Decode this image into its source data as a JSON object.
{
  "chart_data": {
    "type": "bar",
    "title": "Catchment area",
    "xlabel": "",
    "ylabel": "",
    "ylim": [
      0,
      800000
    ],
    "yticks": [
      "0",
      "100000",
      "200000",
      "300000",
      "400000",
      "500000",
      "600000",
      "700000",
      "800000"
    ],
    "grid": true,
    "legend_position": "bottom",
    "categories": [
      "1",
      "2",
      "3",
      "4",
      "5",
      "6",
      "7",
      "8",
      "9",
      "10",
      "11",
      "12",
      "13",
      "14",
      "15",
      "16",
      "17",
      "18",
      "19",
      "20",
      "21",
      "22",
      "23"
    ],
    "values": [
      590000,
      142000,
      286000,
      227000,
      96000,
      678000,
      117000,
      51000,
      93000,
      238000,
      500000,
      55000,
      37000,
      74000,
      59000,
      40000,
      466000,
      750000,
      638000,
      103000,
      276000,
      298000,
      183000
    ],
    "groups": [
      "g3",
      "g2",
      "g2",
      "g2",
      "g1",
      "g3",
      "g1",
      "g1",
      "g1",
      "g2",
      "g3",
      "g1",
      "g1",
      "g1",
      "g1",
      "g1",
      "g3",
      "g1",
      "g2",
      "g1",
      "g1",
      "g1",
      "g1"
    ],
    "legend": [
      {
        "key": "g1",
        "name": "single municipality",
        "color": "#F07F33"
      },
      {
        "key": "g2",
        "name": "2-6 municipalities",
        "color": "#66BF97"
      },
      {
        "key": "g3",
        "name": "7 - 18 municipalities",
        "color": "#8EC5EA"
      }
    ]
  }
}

□ □ □ □ □ □ □

#### Written instruction
Nothing in the listing may be changed; retype it all exactly.

#### Written response
Decode this image into its source data as a JSON object.
{
  "chart_data": {
    "type": "bar",
    "title": "Catchment area",
    "xlabel": "",
    "ylabel": "",
    "ylim": [
      0,
      800000
    ],
    "yticks": [
      "0",
      "100000",
      "200000",
      "300000",
      "400000",
      "500000",
      "600000",
      "700000",
      "800000"
    ],
    "grid": true,
    "legend_position": "bottom",
    "categories": [
      "1",
      "2",
      "3",
      "4",
      "5",
      "6",
      "7",
      "8",
      "9",
      "10",
      "11",
      "12",
      "13",
      "14",
      "15",
      "16",
      "17",
      "18",
      "19",
      "20",
      "21",
      "22",
      "23"
    ],
    "values": [
      590000,
      142000,
      286000,
      227000,
      96000,
      678000,
      117000,
      51000,
      93000,
      238000,
      500000,
      55000,
      37000,
      74000,
      59000,
      40000,
      466000,
      750000,
      638000,
      103000,
      276000,
      298000,
      183000
    ],
    "groups": [
      "g3",
      "g2",
      "g2",
      "g2",
      "g1",
      "g3",
      "g1",
      "g1",
      "g1",
      "g2",
      "g3",
      "g1",
      "g1",
      "g1",
      "g1",
      "g1",
      "g3",
      "g1",
      "g2",
      "g1",
      "g1",
      "g1",
      "g1"
    ],
    "legend": [
      {
        "key": "g1",
        "name": "single municipality",
        "color": "#F07F33"
      },
      {
        "key": "g2",
        "name": "2-6 municipalities",
        "color": "#66BF97"
      },
      {
        "key": "g3",
        "name": "7 - 18 municipalities",
        "color": "#8EC5EA"
      }
    ]
  }
}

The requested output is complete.